= Given problem =
Give the data again exactly as written, skipping any pictures.
======== Dataset records ========
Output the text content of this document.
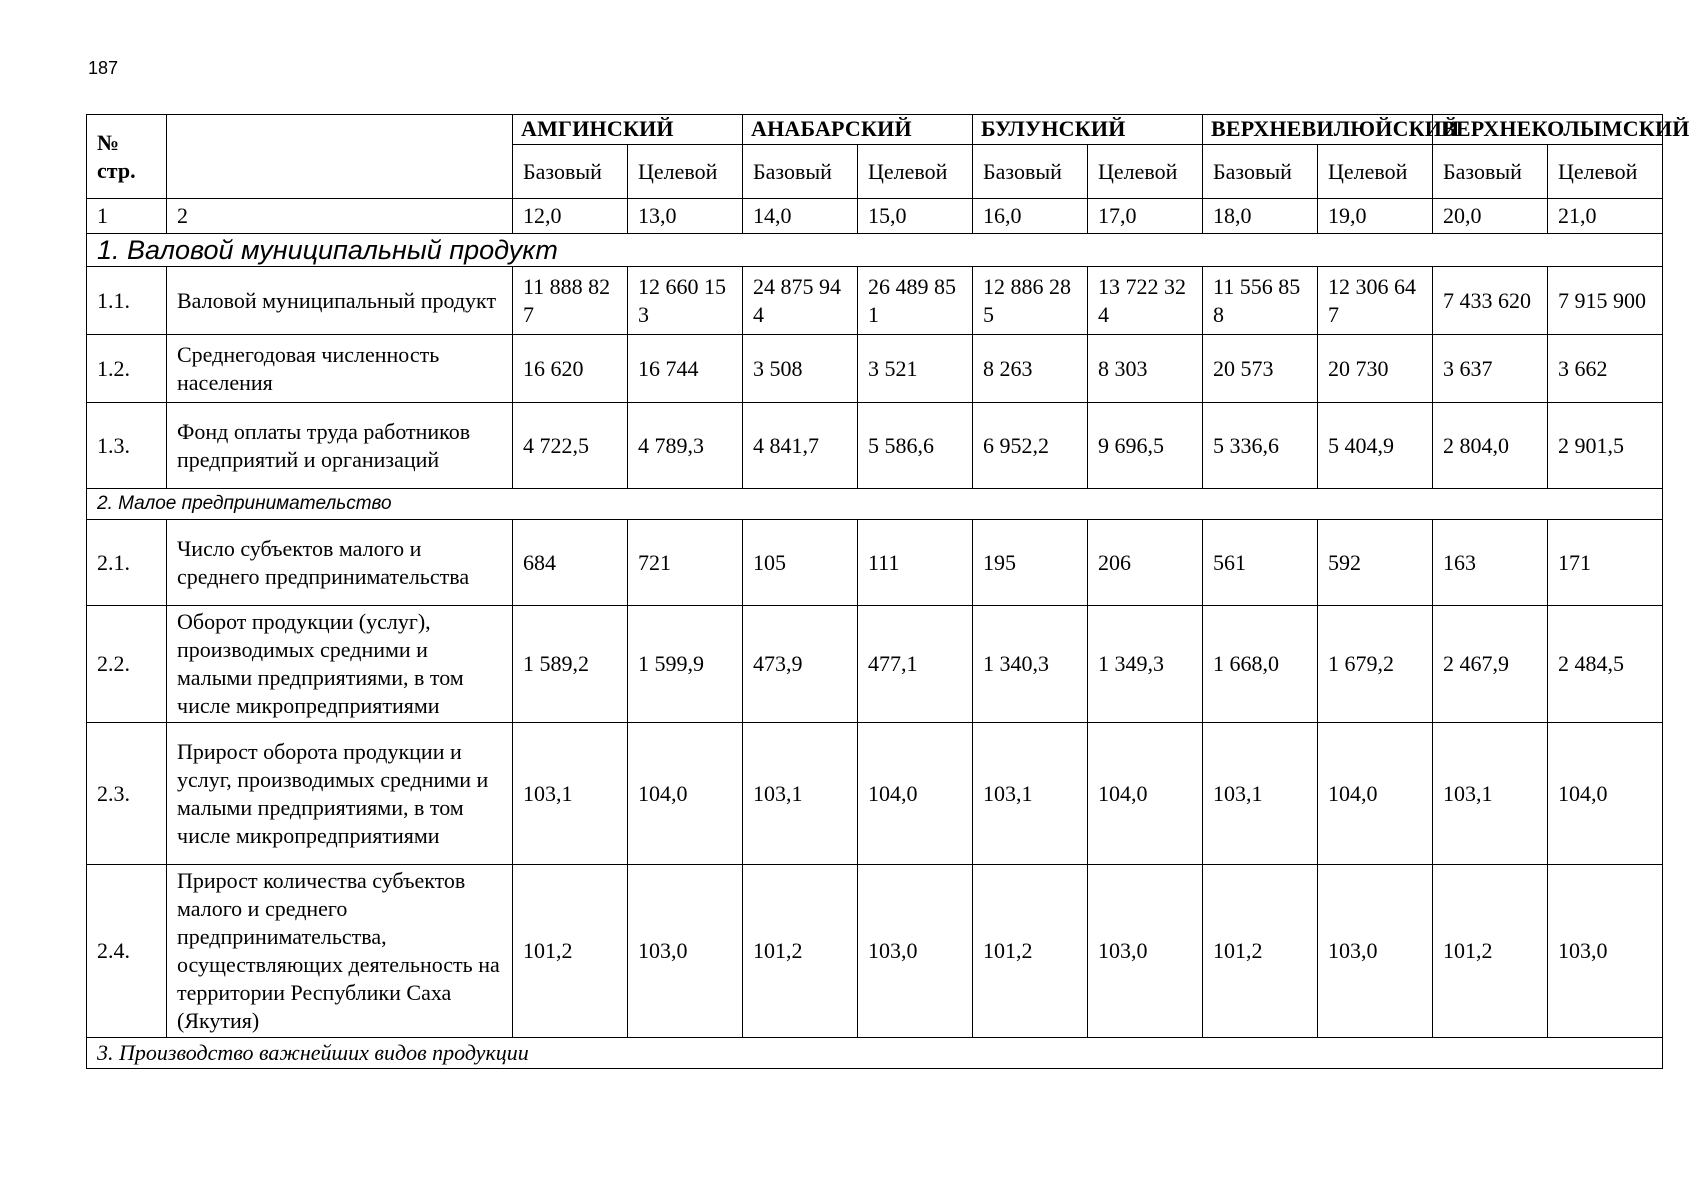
187
№ стр.		АМГИНСКИЙ		АНАБАРСКИЙ		БУЛУНСКИЙ		ВЕРХНЕВИЛЮЙСКИЙ		ВЕРХНЕКОЛЫМСКИЙ	
		Базовый	Целевой	Базовый	Целевой	Базовый	Целевой	Базовый	Целевой	Базовый	Целевой
1	2	12,0	13,0	14,0	15,0	16,0	17,0	18,0	19,0	20,0	21,0
1. Валовой муниципальный продукт											
1.1.	Валовой муниципальный продукт	11 888 827	12 660 153	24 875 944	26 489 851	12 886 285	13 722 324	11 556 858	12 306 647	7 433 620	7 915 900
1.2.	Среднегодовая численность населения	16 620	16 744	3 508	3 521	8 263	8 303	20 573	20 730	3 637	3 662
1.3.	Фонд оплаты труда работников предприятий и организаций	4 722,5	4 789,3	4 841,7	5 586,6	6 952,2	9 696,5	5 336,6	5 404,9	2 804,0	2 901,5
2. Малое предпринимательство											
2.1.	Число субъектов малого и среднего предпринимательства	684	721	105	111	195	206	561	592	163	171
2.2.	Оборот продукции (услуг), производимых средними и малыми предприятиями, в том числе микропредприятиями	1 589,2	1 599,9	473,9	477,1	1 340,3	1 349,3	1 668,0	1 679,2	2 467,9	2 484,5
2.3.	Прирост оборота продукции и услуг, производимых средними и малыми предприятиями, в том числе микропредприятиями	103,1	104,0	103,1	104,0	103,1	104,0	103,1	104,0	103,1	104,0
2.4.	Прирост количества субъектов малого и среднего предпринимательства, осуществляющих деятельность на территории Республики Саха (Якутия)	101,2	103,0	101,2	103,0	101,2	103,0	101,2	103,0	101,2	103,0
3. Производство важнейших видов продукции											
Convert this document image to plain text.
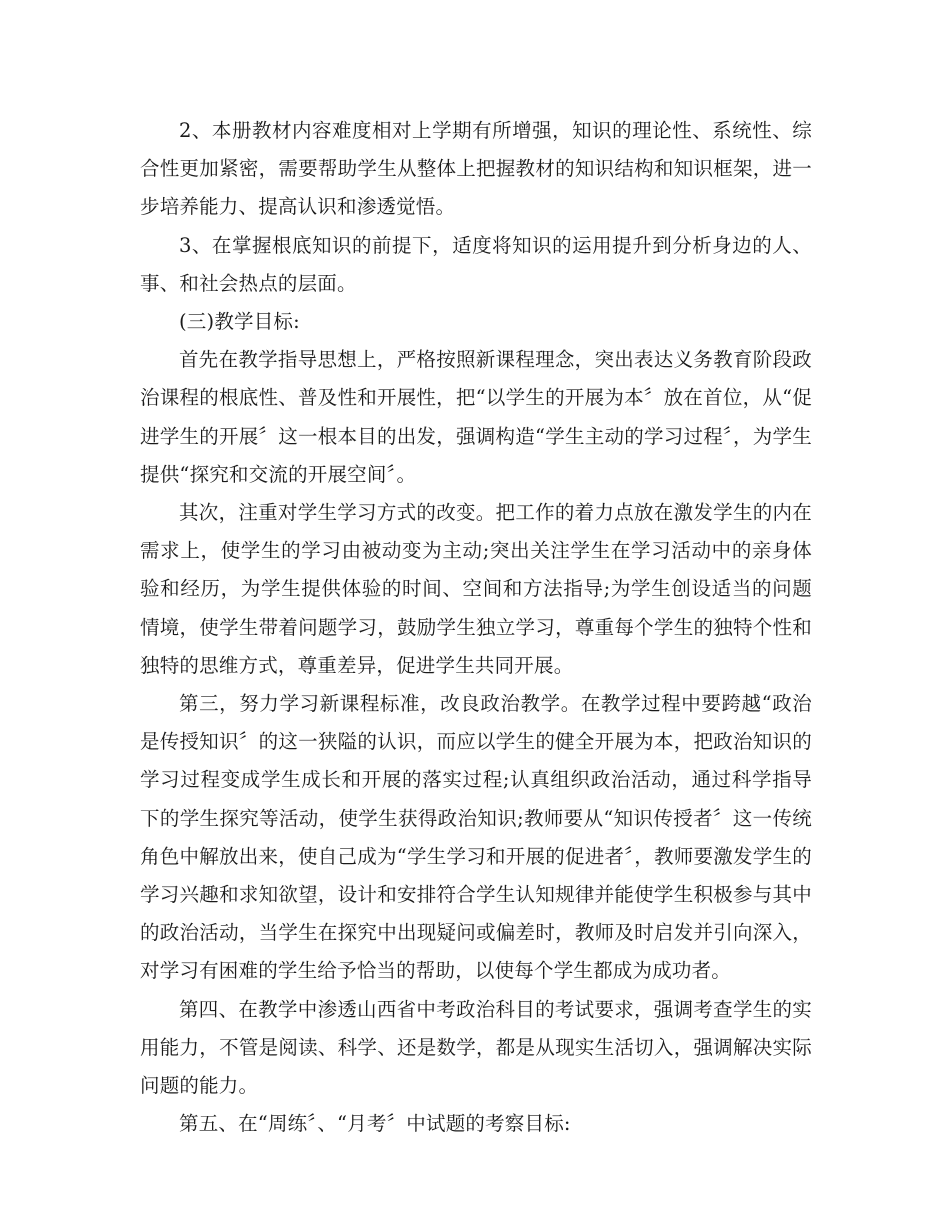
2、本册教材内容难度相对上学期有所增强，知识的理论性、系统性、综合性更加紧密，需要帮助学生从整体上把握教材的知识结构和知识框架，进一步培养能力、提高认识和渗透觉悟。

3、在掌握根底知识的前提下，适度将知识的运用提升到分析身边的人、事、和社会热点的层面。

(三)教学目标:

首先在教学指导思想上，严格按照新课程理念，突出表达义务教育阶段政治课程的根底性、普及性和开展性，把“以学生的开展为本〞放在首位，从“促进学生的开展〞这一根本目的出发，强调构造“学生主动的学习过程〞，为学生提供“探究和交流的开展空间〞。

其次，注重对学生学习方式的改变。把工作的着力点放在激发学生的内在需求上，使学生的学习由被动变为主动;突出关注学生在学习活动中的亲身体验和经历，为学生提供体验的时间、空间和方法指导;为学生创设适当的问题情境，使学生带着问题学习，鼓励学生独立学习，尊重每个学生的独特个性和独特的思维方式，尊重差异，促进学生共同开展。

第三，努力学习新课程标准，改良政治教学。在教学过程中要跨越“政治是传授知识〞的这一狭隘的认识，而应以学生的健全开展为本，把政治知识的学习过程变成学生成长和开展的落实过程;认真组织政治活动，通过科学指导下的学生探究等活动，使学生获得政治知识;教师要从“知识传授者〞这一传统角色中解放出来，使自己成为“学生学习和开展的促进者〞，教师要激发学生的学习兴趣和求知欲望，设计和安排符合学生认知规律并能使学生积极参与其中的政治活动，当学生在探究中出现疑问或偏差时，教师及时启发并引向深入，对学习有困难的学生给予恰当的帮助，以使每个学生都成为成功者。

第四、在教学中渗透山西省中考政治科目的考试要求，强调考查学生的实用能力，不管是阅读、科学、还是数学，都是从现实生活切入，强调解决实际问题的能力。

第五、在“周练〞、“月考〞中试题的考察目标:
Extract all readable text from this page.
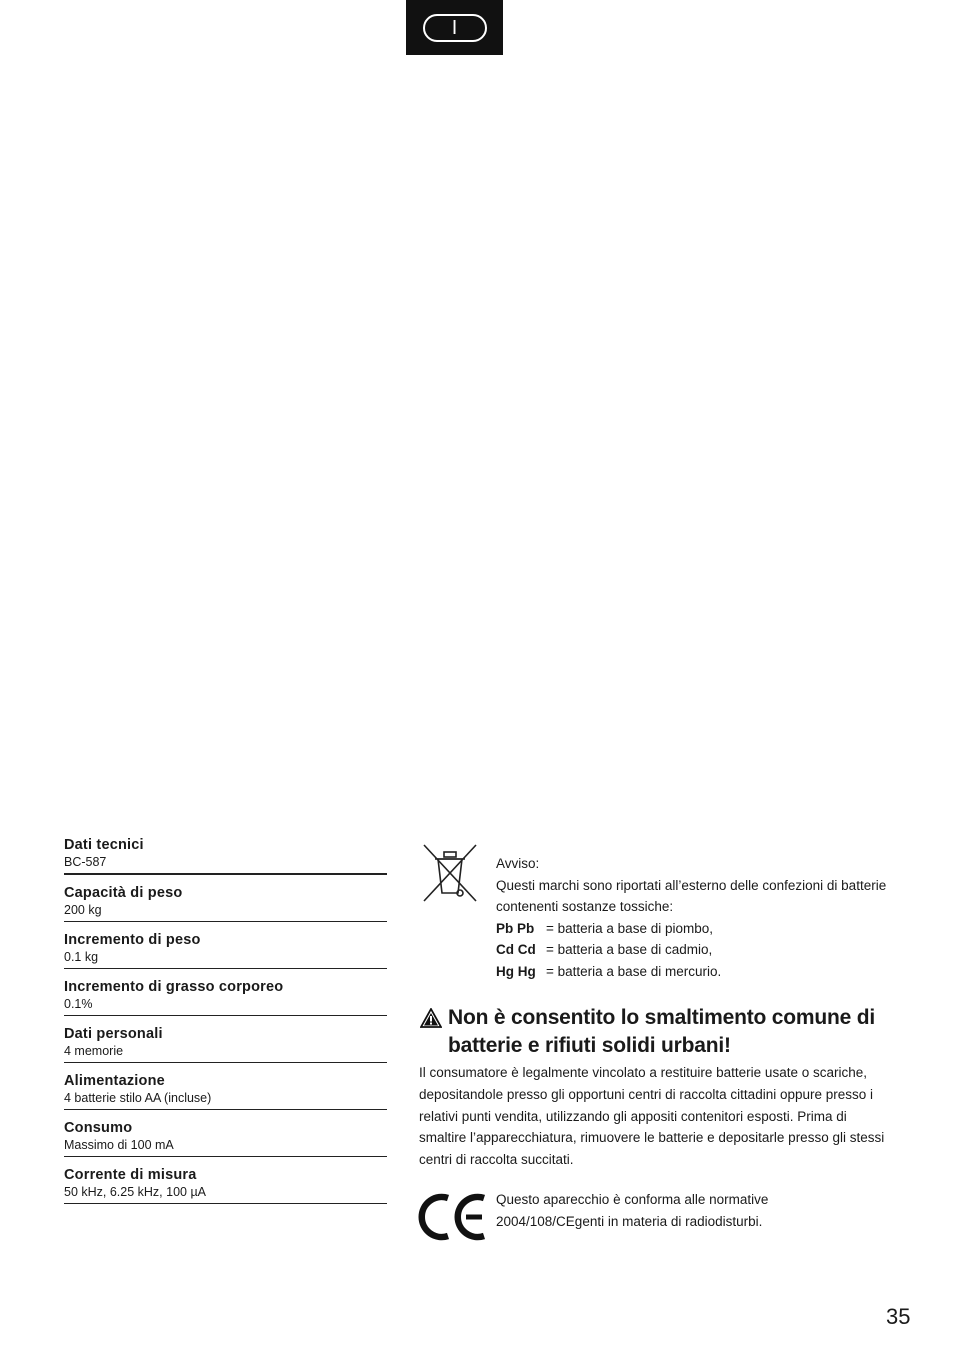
I
Dati tecnici
BC-587
Capacità di peso
200 kg
Incremento di peso
0.1 kg
Incremento di grasso corporeo
0.1%
Dati personali
4 memorie
Alimentazione
4 batterie stilo AA (incluse)
Consumo
Massimo di 100 mA
Corrente di misura
50 kHz, 6.25 kHz, 100 µA
Avviso:
Questi marchi sono riportati all’esterno delle confezioni di batterie contenenti sostanze tossiche:
Pb Pb = batteria a base di piombo,
Cd Cd = batteria a base di cadmio,
Hg Hg = batteria a base di mercurio.
Non è consentito lo smaltimento comune di batterie e rifiuti solidi urbani!
Il consumatore è legalmente vincolato a restituire batterie usate o scariche, depositandole presso gli opportuni centri di raccolta cittadini oppure presso i relativi punti vendita, utilizzando gli appositi contenitori esposti. Prima di smaltire l’apparecchiatura, rimuovere le batterie e depositarle presso gli stessi centri di raccolta succitati.
Questo aparecchio è conforma alle normative 2004/108/CEgenti in materia di radiodisturbi.
35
========
= Solved exercise =
Output the text content of this document.
187
№ стр.		АМГИНСКИЙ		АНАБАРСКИЙ		БУЛУНСКИЙ		ВЕРХНЕВИЛЮЙСКИЙ		ВЕРХНЕКОЛЫМСКИЙ	
		Базовый	Целевой	Базовый	Целевой	Базовый	Целевой	Базовый	Целевой	Базовый	Целевой
1	2	12,0	13,0	14,0	15,0	16,0	17,0	18,0	19,0	20,0	21,0
1. Валовой муниципальный продукт											
1.1.	Валовой муниципальный продукт	11 888 827	12 660 153	24 875 944	26 489 851	12 886 285	13 722 324	11 556 858	12 306 647	7 433 620	7 915 900
1.2.	Среднегодовая численность населения	16 620	16 744	3 508	3 521	8 263	8 303	20 573	20 730	3 637	3 662
1.3.	Фонд оплаты труда работников предприятий и организаций	4 722,5	4 789,3	4 841,7	5 586,6	6 952,2	9 696,5	5 336,6	5 404,9	2 804,0	2 901,5
2. Малое предпринимательство											
2.1.	Число субъектов малого и среднего предпринимательства	684	721	105	111	195	206	561	592	163	171
2.2.	Оборот продукции (услуг), производимых средними и малыми предприятиями, в том числе микропредприятиями	1 589,2	1 599,9	473,9	477,1	1 340,3	1 349,3	1 668,0	1 679,2	2 467,9	2 484,5
2.3.	Прирост оборота продукции и услуг, производимых средними и малыми предприятиями, в том числе микропредприятиями	103,1	104,0	103,1	104,0	103,1	104,0	103,1	104,0	103,1	104,0
2.4.	Прирост количества субъектов малого и среднего предпринимательства, осуществляющих деятельность на территории Республики Саха (Якутия)	101,2	103,0	101,2	103,0	101,2	103,0	101,2	103,0	101,2	103,0
3. Производство важнейших видов продукции											
Convert this document image to plain text.
2、本册教材内容难度相对上学期有所增强，知识的理论性、系统性、综合性更加紧密，需要帮助学生从整体上把握教材的知识结构和知识框架，进一步培养能力、提高认识和渗透觉悟。

3、在掌握根底知识的前提下，适度将知识的运用提升到分析身边的人、事、和社会热点的层面。

(三)教学目标:

首先在教学指导思想上，严格按照新课程理念，突出表达义务教育阶段政治课程的根底性、普及性和开展性，把“以学生的开展为本〞放在首位，从“促进学生的开展〞这一根本目的出发，强调构造“学生主动的学习过程〞，为学生提供“探究和交流的开展空间〞。

其次，注重对学生学习方式的改变。把工作的着力点放在激发学生的内在需求上，使学生的学习由被动变为主动;突出关注学生在学习活动中的亲身体验和经历，为学生提供体验的时间、空间和方法指导;为学生创设适当的问题情境，使学生带着问题学习，鼓励学生独立学习，尊重每个学生的独特个性和独特的思维方式，尊重差异，促进学生共同开展。

第三，努力学习新课程标准，改良政治教学。在教学过程中要跨越“政治是传授知识〞的这一狭隘的认识，而应以学生的健全开展为本，把政治知识的学习过程变成学生成长和开展的落实过程;认真组织政治活动，通过科学指导下的学生探究等活动，使学生获得政治知识;教师要从“知识传授者〞这一传统角色中解放出来，使自己成为“学生学习和开展的促进者〞，教师要激发学生的学习兴趣和求知欲望，设计和安排符合学生认知规律并能使学生积极参与其中的政治活动，当学生在探究中出现疑问或偏差时，教师及时启发并引向深入，对学习有困难的学生给予恰当的帮助，以使每个学生都成为成功者。

第四、在教学中渗透山西省中考政治科目的考试要求，强调考查学生的实用能力，不管是阅读、科学、还是数学，都是从现实生活切入，强调解决实际问题的能力。

第五、在“周练〞、“月考〞中试题的考察目标:
Extract all readable text from this page.
I
Dati tecnici
BC-587
Capacità di peso
200 kg
Incremento di peso
0.1 kg
Incremento di grasso corporeo
0.1%
Dati personali
4 memorie
Alimentazione
4 batterie stilo AA (incluse)
Consumo
Massimo di 100 mA
Corrente di misura
50 kHz, 6.25 kHz, 100 µA
Avviso:
Questi marchi sono riportati all’esterno delle confezioni di batterie contenenti sostanze tossiche:
Pb Pb = batteria a base di piombo,
Cd Cd = batteria a base di cadmio,
Hg Hg = batteria a base di mercurio.
Non è consentito lo smaltimento comune di batterie e rifiuti solidi urbani!
Il consumatore è legalmente vincolato a restituire batterie usate o scariche, depositandole presso gli opportuni centri di raccolta cittadini oppure presso i relativi punti vendita, utilizzando gli appositi contenitori esposti. Prima di smaltire l’apparecchiatura, rimuovere le batterie e depositarle presso gli stessi centri di raccolta succitati.
Questo aparecchio è conforma alle normative 2004/108/CEgenti in materia di radiodisturbi.
35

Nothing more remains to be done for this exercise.